### GOAL
Go through each line of the records below and count those with the word "Residuals". Give only the count.

◆ ◆ ◆ ◆

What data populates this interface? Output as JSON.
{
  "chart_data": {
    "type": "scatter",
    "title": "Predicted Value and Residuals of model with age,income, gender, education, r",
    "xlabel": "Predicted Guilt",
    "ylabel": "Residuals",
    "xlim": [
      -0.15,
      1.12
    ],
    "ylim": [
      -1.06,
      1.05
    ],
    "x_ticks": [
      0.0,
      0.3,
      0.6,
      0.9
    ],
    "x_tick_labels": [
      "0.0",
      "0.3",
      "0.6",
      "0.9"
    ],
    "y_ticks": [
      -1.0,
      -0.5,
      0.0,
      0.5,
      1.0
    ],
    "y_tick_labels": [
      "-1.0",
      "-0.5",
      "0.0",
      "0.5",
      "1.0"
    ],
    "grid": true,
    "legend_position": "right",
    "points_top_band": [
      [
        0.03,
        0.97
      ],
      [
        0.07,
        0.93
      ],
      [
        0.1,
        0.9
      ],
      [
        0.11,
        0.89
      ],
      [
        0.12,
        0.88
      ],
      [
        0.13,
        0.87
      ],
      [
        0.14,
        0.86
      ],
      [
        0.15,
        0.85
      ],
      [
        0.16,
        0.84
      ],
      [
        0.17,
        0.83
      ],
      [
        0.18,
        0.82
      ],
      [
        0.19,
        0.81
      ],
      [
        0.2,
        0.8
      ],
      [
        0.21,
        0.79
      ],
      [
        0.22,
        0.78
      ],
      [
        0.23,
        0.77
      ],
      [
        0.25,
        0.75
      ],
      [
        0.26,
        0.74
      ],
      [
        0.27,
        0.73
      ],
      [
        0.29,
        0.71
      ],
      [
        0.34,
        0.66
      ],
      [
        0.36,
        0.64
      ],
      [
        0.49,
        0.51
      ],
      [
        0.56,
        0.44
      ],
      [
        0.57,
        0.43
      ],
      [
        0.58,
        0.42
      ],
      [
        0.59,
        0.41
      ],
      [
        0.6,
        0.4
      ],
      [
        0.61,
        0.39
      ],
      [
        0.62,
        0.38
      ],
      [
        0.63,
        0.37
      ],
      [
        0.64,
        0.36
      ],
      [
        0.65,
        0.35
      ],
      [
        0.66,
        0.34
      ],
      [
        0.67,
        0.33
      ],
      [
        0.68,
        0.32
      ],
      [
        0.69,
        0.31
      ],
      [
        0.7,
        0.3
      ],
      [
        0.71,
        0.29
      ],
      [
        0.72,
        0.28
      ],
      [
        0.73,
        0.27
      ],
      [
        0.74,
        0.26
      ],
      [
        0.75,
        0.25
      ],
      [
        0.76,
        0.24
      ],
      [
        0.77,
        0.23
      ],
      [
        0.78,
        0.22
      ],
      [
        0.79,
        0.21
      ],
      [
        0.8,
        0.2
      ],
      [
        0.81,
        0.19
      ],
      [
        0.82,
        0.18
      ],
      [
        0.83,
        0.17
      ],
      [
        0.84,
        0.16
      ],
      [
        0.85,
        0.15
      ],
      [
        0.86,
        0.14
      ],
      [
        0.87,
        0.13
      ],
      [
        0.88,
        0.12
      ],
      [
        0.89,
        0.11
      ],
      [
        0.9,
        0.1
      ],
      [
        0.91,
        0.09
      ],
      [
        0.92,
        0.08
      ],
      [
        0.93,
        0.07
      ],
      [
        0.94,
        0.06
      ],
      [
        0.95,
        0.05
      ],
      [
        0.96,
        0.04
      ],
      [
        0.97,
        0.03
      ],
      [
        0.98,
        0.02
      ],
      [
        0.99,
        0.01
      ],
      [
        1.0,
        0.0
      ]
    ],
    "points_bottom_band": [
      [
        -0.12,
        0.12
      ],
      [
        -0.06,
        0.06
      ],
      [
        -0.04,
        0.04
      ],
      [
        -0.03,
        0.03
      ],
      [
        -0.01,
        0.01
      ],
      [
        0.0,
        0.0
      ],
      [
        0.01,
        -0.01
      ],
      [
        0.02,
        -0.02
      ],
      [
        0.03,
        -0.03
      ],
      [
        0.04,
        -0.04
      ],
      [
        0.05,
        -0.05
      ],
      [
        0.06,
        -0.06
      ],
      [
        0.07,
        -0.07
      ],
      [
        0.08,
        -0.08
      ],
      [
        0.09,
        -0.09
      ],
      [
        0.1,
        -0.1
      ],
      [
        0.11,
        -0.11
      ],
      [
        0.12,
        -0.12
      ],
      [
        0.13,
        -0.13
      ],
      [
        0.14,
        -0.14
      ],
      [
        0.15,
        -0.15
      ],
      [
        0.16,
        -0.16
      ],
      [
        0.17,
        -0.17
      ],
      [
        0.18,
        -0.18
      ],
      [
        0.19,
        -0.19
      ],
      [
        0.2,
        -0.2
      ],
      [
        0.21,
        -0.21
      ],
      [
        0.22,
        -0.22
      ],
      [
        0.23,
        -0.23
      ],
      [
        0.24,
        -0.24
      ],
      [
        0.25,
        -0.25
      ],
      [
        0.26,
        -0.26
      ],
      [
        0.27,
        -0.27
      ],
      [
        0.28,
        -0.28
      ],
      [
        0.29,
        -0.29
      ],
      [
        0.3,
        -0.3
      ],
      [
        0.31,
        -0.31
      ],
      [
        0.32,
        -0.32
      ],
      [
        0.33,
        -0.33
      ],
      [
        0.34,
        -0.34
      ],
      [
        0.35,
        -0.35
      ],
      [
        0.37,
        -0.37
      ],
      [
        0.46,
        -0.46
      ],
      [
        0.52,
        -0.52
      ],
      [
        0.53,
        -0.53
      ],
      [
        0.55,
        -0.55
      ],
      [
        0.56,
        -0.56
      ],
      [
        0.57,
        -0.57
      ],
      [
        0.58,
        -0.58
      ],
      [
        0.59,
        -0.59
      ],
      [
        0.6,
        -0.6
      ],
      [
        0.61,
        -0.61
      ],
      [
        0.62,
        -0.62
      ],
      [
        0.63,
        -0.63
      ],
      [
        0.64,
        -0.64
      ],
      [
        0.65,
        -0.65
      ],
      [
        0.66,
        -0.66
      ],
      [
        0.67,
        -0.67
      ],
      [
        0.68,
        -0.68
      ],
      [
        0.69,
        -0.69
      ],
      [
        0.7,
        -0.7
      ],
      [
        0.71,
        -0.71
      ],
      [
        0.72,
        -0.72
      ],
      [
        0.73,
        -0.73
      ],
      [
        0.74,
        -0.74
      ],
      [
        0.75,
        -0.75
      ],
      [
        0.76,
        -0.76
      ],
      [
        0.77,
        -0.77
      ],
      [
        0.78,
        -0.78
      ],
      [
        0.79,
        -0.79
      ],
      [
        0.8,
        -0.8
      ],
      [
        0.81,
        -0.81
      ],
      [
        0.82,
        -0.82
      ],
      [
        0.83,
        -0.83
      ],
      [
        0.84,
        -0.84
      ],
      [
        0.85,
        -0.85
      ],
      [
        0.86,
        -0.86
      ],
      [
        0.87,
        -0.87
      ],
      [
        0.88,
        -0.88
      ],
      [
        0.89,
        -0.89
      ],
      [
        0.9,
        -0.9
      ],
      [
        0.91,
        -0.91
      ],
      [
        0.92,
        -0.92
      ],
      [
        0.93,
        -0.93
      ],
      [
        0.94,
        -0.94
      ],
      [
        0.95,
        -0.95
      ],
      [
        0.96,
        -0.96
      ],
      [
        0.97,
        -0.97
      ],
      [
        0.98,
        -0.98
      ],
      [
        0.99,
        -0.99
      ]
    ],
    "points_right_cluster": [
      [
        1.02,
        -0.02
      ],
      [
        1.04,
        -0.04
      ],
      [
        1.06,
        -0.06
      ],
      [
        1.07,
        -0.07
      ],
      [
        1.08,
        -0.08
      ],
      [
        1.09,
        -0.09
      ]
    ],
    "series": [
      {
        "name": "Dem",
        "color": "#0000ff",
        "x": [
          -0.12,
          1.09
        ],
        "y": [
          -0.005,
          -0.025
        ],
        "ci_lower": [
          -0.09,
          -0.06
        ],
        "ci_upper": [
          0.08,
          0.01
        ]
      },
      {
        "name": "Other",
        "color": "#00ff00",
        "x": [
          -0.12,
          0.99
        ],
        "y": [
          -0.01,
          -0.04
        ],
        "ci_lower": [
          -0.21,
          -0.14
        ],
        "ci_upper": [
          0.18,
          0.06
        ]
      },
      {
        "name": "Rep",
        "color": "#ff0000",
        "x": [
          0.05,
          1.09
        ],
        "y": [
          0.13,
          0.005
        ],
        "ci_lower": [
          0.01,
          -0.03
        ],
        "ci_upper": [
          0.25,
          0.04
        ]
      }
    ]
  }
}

◆ ◆ ◆ ◆

### SOLVED PROBLEM
2